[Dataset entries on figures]
------
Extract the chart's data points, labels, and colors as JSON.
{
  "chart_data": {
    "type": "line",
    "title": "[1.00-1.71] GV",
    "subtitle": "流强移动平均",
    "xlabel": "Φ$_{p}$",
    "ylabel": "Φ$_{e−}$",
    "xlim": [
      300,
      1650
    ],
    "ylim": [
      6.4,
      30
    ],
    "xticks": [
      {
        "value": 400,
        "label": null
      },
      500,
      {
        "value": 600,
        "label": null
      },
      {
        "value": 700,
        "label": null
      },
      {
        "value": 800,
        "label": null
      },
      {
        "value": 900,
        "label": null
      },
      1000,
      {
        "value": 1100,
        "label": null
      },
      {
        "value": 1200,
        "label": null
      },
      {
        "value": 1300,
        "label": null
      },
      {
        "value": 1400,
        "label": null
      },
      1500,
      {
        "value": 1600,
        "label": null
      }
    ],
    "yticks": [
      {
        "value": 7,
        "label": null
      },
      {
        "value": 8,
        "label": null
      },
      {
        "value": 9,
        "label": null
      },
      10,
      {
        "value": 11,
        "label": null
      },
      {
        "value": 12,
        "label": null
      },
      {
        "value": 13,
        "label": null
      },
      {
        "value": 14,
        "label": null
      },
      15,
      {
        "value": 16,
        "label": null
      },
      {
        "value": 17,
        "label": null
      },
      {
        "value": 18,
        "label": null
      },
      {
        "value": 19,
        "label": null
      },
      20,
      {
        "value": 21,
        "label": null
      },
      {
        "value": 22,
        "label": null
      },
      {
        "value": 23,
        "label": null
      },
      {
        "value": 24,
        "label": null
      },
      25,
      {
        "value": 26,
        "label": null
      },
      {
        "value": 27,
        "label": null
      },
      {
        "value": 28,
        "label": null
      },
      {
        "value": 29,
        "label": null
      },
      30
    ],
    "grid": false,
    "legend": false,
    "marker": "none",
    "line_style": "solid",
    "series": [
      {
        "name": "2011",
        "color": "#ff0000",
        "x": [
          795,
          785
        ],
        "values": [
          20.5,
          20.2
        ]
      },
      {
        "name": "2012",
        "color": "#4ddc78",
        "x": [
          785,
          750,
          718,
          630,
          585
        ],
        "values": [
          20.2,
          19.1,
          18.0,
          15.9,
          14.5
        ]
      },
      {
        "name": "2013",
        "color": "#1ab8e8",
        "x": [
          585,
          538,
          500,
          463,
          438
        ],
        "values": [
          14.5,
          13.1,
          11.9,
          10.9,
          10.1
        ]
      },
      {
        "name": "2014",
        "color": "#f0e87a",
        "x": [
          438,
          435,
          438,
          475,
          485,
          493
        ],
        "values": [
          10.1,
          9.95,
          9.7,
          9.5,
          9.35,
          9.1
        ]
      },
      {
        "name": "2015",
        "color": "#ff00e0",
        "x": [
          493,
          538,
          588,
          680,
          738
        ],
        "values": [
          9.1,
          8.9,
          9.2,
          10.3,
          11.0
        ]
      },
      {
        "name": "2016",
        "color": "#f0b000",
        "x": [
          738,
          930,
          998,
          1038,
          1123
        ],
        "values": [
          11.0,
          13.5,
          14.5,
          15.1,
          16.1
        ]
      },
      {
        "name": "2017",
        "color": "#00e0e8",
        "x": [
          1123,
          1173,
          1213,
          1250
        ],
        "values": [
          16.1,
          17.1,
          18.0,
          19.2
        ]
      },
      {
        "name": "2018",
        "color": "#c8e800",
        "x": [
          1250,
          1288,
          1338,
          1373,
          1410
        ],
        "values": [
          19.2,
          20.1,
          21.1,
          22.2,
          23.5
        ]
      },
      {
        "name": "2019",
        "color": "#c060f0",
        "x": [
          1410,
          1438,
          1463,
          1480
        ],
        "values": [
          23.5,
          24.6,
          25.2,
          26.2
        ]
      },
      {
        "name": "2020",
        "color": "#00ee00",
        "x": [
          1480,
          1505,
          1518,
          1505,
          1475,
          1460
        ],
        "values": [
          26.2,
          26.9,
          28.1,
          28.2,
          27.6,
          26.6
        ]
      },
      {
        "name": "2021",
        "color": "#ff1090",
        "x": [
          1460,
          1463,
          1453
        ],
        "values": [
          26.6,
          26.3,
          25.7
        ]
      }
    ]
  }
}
------
» **Stated exercise**: Extract all of the data exactly as written.

» **Result**:
Extract the chart's data points, labels, and colors as JSON.
{
  "chart_data": {
    "type": "line",
    "title": "[1.00-1.71] GV",
    "subtitle": "流强移动平均",
    "xlabel": "Φ$_{p}$",
    "ylabel": "Φ$_{e−}$",
    "xlim": [
      300,
      1650
    ],
    "ylim": [
      6.4,
      30
    ],
    "xticks": [
      {
        "value": 400,
        "label": null
      },
      500,
      {
        "value": 600,
        "label": null
      },
      {
        "value": 700,
        "label": null
      },
      {
        "value": 800,
        "label": null
      },
      {
        "value": 900,
        "label": null
      },
      1000,
      {
        "value": 1100,
        "label": null
      },
      {
        "value": 1200,
        "label": null
      },
      {
        "value": 1300,
        "label": null
      },
      {
        "value": 1400,
        "label": null
      },
      1500,
      {
        "value": 1600,
        "label": null
      }
    ],
    "yticks": [
      {
        "value": 7,
        "label": null
      },
      {
        "value": 8,
        "label": null
      },
      {
        "value": 9,
        "label": null
      },
      10,
      {
        "value": 11,
        "label": null
      },
      {
        "value": 12,
        "label": null
      },
      {
        "value": 13,
        "label": null
      },
      {
        "value": 14,
        "label": null
      },
      15,
      {
        "value": 16,
        "label": null
      },
      {
        "value": 17,
        "label": null
      },
      {
        "value": 18,
        "label": null
      },
      {
        "value": 19,
        "label": null
      },
      20,
      {
        "value": 21,
        "label": null
      },
      {
        "value": 22,
        "label": null
      },
      {
        "value": 23,
        "label": null
      },
      {
        "value": 24,
        "label": null
      },
      25,
      {
        "value": 26,
        "label": null
      },
      {
        "value": 27,
        "label": null
      },
      {
        "value": 28,
        "label": null
      },
      {
        "value": 29,
        "label": null
      },
      30
    ],
    "grid": false,
    "legend": false,
    "marker": "none",
    "line_style": "solid",
    "series": [
      {
        "name": "2011",
        "color": "#ff0000",
        "x": [
          795,
          785
        ],
        "values": [
          20.5,
          20.2
        ]
      },
      {
        "name": "2012",
        "color": "#4ddc78",
        "x": [
          785,
          750,
          718,
          630,
          585
        ],
        "values": [
          20.2,
          19.1,
          18.0,
          15.9,
          14.5
        ]
      },
      {
        "name": "2013",
        "color": "#1ab8e8",
        "x": [
          585,
          538,
          500,
          463,
          438
        ],
        "values": [
          14.5,
          13.1,
          11.9,
          10.9,
          10.1
        ]
      },
      {
        "name": "2014",
        "color": "#f0e87a",
        "x": [
          438,
          435,
          438,
          475,
          485,
          493
        ],
        "values": [
          10.1,
          9.95,
          9.7,
          9.5,
          9.35,
          9.1
        ]
      },
      {
        "name": "2015",
        "color": "#ff00e0",
        "x": [
          493,
          538,
          588,
          680,
          738
        ],
        "values": [
          9.1,
          8.9,
          9.2,
          10.3,
          11.0
        ]
      },
      {
        "name": "2016",
        "color": "#f0b000",
        "x": [
          738,
          930,
          998,
          1038,
          1123
        ],
        "values": [
          11.0,
          13.5,
          14.5,
          15.1,
          16.1
        ]
      },
      {
        "name": "2017",
        "color": "#00e0e8",
        "x": [
          1123,
          1173,
          1213,
          1250
        ],
        "values": [
          16.1,
          17.1,
          18.0,
          19.2
        ]
      },
      {
        "name": "2018",
        "color": "#c8e800",
        "x": [
          1250,
          1288,
          1338,
          1373,
          1410
        ],
        "values": [
          19.2,
          20.1,
          21.1,
          22.2,
          23.5
        ]
      },
      {
        "name": "2019",
        "color": "#c060f0",
        "x": [
          1410,
          1438,
          1463,
          1480
        ],
        "values": [
          23.5,
          24.6,
          25.2,
          26.2
        ]
      },
      {
        "name": "2020",
        "color": "#00ee00",
        "x": [
          1480,
          1505,
          1518,
          1505,
          1475,
          1460
        ],
        "values": [
          26.2,
          26.9,
          28.1,
          28.2,
          27.6,
          26.6
        ]
      },
      {
        "name": "2021",
        "color": "#ff1090",
        "x": [
          1460,
          1463,
          1453
        ],
        "values": [
          26.6,
          26.3,
          25.7
        ]
      }
    ]
  }
}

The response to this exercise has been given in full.